Quando você se apaixona por correntes de prata, você pode se apaixonar por correntes de ouro.

Você pode se apaixonar por belos estranhos e pelas promessas que eles fazem.

Dire Straits

 

 

Zaiby Manasse pode até ser um escritor pouco conhecido, mas já tem três livros lançados. Depois de O mel do meu passado presente (poesia – 2013) e Devaneios ensanguentados pela globalização (poesia – 2014), em Junho estrou-se como ficcionista com A caneta do balcão 1. Chancelado pela editora Kulera, a obra literária aduz uma história de amor entre Inácio e Felícia. Ambos se amam, no entanto, entre eles existe Ernesto, marido de Felícia, o maior entrave na relação entre os protagonistas. Ernesto é áspero e infiel, porém, para a família da esposa, isso nem é um problema, pois há um outro adjectivo a qualificar aquele vilão: rico. Por isso, sem qualquer limite, Ernesto ofende, humilha, viola e violenta a parceira sempre que o apetece. Logo à partida, está aqui uma história sobre realidades comuns, destacando-se personagens que se apaixonam por correntes de prata e por belos estranhos.

  1. Aspectos negativos

Bem ou mal, Zaiby Manasse tem fôlego para escrever uma história interessante. O escritor goza de boa imaginação e até consegue atribuir a pequenos acontecimentos relevância fictícia oportuna. O problema (grave) é a falta de consistência narrativa. Em A caneta do balcão 1 estão reunidos elementos que tornam o exercício do autor frágil. Honestamente, o livro não deveria ter sido publicado como está, com gritantes erros ortográficos ou atropelos à boa pontuação. Além disso, Manasse, muitas vezes, precipitou-se na urgência de aproximar os protagonistas. A grande consequência disso é simples: Inácio e Felícia encontram-se exageradamente em contextos dispensáveis, tornando alguns episódios supérfluos, principalmente quando o autor tenta introduzir imagens sensuais à história através de má selecção vocabular.

A caneta do balcão 1 tem um problema de verosimilhança acentuado, para um texto bem assente à realidade. Paralelamente, mesclam-se no mesmo universo diegético muita falta de apuro lógico aos encontros entre os protagonistas (em lugares e horários pouco prováveis, considerando o tipo de matrimónio de Felícia) e uma perspectiva redutora do narrador em relação às outras personagens. O princípio, o meio e o fim da ficção é Inácio e Felícia. Logo, o narrador desvaloriza, por exemplo, o passado de Ernesto, o que poderia até ajudar a compreender o seu carácter. Na verdade, o passado das personagens, neste livro, quando surge, é fugaz e próximo ao presente da história. Por conseguinte, a construção de Ernesto e da sua amante Cátia, importantes como vilões, falha frequentemente devido à essa urgência em aproximar os protagonistas.

CONTEÚDO DOS DADOS:
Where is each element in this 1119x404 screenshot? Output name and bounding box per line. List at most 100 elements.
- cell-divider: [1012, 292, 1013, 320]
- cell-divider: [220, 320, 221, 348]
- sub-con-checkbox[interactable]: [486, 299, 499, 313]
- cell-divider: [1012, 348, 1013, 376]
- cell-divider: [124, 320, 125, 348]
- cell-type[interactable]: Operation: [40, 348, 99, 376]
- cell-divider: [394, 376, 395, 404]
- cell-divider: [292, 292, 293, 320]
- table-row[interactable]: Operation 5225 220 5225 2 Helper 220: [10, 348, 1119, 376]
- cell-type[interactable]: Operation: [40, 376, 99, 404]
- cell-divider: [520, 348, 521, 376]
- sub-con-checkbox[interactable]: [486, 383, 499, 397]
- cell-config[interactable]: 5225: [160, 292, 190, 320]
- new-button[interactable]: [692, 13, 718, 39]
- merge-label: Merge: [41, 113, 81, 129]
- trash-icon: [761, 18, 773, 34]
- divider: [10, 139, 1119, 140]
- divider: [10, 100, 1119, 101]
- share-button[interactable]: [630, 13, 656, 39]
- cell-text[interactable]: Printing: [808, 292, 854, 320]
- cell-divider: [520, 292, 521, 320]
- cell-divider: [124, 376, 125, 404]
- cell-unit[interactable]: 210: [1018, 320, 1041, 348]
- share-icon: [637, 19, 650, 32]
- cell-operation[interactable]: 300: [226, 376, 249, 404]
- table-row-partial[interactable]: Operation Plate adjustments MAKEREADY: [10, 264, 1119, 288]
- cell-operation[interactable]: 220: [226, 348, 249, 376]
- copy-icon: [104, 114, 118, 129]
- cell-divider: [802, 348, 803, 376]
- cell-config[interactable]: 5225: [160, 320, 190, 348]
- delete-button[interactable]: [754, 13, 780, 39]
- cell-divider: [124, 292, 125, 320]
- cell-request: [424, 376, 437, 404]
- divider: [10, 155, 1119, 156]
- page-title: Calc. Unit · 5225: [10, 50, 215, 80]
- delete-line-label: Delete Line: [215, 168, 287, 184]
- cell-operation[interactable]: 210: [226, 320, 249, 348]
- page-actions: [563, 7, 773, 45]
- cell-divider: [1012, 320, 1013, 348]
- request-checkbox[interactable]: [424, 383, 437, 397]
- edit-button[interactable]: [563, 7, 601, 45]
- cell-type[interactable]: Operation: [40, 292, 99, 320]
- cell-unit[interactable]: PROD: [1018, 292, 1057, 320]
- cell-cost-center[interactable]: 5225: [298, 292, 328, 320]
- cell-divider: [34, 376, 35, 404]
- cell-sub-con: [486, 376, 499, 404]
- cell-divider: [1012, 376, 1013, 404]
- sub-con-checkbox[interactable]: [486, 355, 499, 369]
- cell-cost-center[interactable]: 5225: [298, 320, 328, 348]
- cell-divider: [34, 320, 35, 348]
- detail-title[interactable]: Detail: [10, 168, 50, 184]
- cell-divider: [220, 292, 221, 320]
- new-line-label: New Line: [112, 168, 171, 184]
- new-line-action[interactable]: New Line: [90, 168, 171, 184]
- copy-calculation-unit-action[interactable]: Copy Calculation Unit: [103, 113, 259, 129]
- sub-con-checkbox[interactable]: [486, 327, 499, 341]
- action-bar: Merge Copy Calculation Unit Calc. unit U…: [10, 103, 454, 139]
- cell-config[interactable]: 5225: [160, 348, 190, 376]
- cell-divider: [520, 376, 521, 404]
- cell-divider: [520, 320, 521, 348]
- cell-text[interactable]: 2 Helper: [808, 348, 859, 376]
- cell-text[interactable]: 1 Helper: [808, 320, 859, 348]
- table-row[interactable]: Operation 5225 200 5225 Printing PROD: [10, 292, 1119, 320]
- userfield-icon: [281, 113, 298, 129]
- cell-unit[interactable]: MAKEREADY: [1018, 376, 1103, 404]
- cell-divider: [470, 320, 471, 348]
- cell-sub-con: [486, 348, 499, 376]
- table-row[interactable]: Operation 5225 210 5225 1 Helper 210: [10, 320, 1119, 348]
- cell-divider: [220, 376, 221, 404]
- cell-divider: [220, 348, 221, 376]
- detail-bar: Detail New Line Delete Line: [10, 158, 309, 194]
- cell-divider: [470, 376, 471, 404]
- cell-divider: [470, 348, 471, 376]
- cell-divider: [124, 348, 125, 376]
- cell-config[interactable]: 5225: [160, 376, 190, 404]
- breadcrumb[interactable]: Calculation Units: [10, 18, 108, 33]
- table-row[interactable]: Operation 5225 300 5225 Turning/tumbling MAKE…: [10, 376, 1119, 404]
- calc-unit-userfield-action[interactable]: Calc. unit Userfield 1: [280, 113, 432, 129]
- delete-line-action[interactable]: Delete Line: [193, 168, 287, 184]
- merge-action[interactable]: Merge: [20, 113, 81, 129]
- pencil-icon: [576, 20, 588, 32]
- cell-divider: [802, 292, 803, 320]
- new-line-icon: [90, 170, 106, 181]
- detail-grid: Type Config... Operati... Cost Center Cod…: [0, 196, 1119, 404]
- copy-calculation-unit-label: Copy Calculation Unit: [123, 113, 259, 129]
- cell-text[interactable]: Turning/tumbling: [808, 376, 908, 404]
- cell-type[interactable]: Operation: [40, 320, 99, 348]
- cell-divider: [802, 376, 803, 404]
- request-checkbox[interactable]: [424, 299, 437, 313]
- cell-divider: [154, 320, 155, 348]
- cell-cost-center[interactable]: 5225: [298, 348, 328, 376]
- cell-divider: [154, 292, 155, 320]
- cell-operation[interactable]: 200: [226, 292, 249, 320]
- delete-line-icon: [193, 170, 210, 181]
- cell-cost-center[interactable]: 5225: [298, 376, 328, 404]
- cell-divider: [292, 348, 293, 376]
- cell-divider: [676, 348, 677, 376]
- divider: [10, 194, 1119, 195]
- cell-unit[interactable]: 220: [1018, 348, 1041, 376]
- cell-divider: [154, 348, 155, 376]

QUESTÕES A RESOLVER:
(A) Que personagens do livro A caneta do balcão 1 o trecho sobre esse livro cita pelo nome?
(B) Dê seguimento ao trecho sobre o livro A caneta do balcão 1 a partir do ponto em que ele termina.

RESPOSTAS EM SEQUÊNCIA:
(A) Inácio, Felícia, Ernesto e Cátia.

(B)
Os diálogos entre as personagens também merecem atenção, devido à inconsistente elaboração discursiva. Neste aspecto, pode-se reparar no caso da velha Alzira, a avó de Felícia, ou nas intervenções dos familiares de Inácio. Faltou precisão, aquele toque mágico que cativa e deslumbra. Manasse poderia ter trabalhado mais as personagens (explorando mais as suas histórias), o discurso do narrador e investir em anacronias, por exemplo, pois isso impediria a ficção ser tão linear.

  1. Aspectos positivos

A representação do espaço é dos aspectos bem conseguidos em A caneta do balcão 1. Através do livro, percorre-se os bairros das cidades de Maputo e Matola, retratados como são, numa espécie de registo do lugar no tempo. Esta abordagem, de facto, é capaz de estimular alguma imaginação no leitor, levando-o a conhecer espaços reais através da ficção ou a repensar nesses mesmos espaços estando virtualmente distante.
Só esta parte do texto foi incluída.